Task statement: Restate the whole listing exactly.

----

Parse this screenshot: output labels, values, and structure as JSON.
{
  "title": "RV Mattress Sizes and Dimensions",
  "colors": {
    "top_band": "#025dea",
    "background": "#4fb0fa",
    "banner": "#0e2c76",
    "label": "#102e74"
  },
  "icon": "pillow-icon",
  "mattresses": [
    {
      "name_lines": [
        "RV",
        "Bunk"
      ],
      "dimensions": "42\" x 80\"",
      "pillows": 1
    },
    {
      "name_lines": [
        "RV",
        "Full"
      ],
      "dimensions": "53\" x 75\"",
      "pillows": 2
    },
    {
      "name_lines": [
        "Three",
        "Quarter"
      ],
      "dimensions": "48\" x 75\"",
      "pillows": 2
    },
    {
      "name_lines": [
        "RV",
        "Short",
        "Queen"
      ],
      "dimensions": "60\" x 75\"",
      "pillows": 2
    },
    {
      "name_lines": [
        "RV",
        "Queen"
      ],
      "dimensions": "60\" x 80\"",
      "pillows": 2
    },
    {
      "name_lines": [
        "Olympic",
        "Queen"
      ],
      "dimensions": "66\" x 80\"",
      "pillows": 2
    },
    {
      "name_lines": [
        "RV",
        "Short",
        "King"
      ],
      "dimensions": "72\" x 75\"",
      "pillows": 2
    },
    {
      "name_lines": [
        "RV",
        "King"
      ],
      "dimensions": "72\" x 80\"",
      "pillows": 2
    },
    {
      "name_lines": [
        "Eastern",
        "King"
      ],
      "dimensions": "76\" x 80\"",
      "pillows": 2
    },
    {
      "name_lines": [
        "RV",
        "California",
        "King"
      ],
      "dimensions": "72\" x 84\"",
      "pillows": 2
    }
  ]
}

----

Task output:
Parse this screenshot: output labels, values, and structure as JSON.
{
  "title": "RV Mattress Sizes and Dimensions",
  "colors": {
    "top_band": "#025dea",
    "background": "#4fb0fa",
    "banner": "#0e2c76",
    "label": "#102e74"
  },
  "icon": "pillow-icon",
  "mattresses": [
    {
      "name_lines": [
        "RV",
        "Bunk"
      ],
      "dimensions": "42\" x 80\"",
      "pillows": 1
    },
    {
      "name_lines": [
        "RV",
        "Full"
      ],
      "dimensions": "53\" x 75\"",
      "pillows": 2
    },
    {
      "name_lines": [
        "Three",
        "Quarter"
      ],
      "dimensions": "48\" x 75\"",
      "pillows": 2
    },
    {
      "name_lines": [
        "RV",
        "Short",
        "Queen"
      ],
      "dimensions": "60\" x 75\"",
      "pillows": 2
    },
    {
      "name_lines": [
        "RV",
        "Queen"
      ],
      "dimensions": "60\" x 80\"",
      "pillows": 2
    },
    {
      "name_lines": [
        "Olympic",
        "Queen"
      ],
      "dimensions": "66\" x 80\"",
      "pillows": 2
    },
    {
      "name_lines": [
        "RV",
        "Short",
        "King"
      ],
      "dimensions": "72\" x 75\"",
      "pillows": 2
    },
    {
      "name_lines": [
        "RV",
        "King"
      ],
      "dimensions": "72\" x 80\"",
      "pillows": 2
    },
    {
      "name_lines": [
        "Eastern",
        "King"
      ],
      "dimensions": "76\" x 80\"",
      "pillows": 2
    },
    {
      "name_lines": [
        "RV",
        "California",
        "King"
      ],
      "dimensions": "72\" x 84\"",
      "pillows": 2
    }
  ]
}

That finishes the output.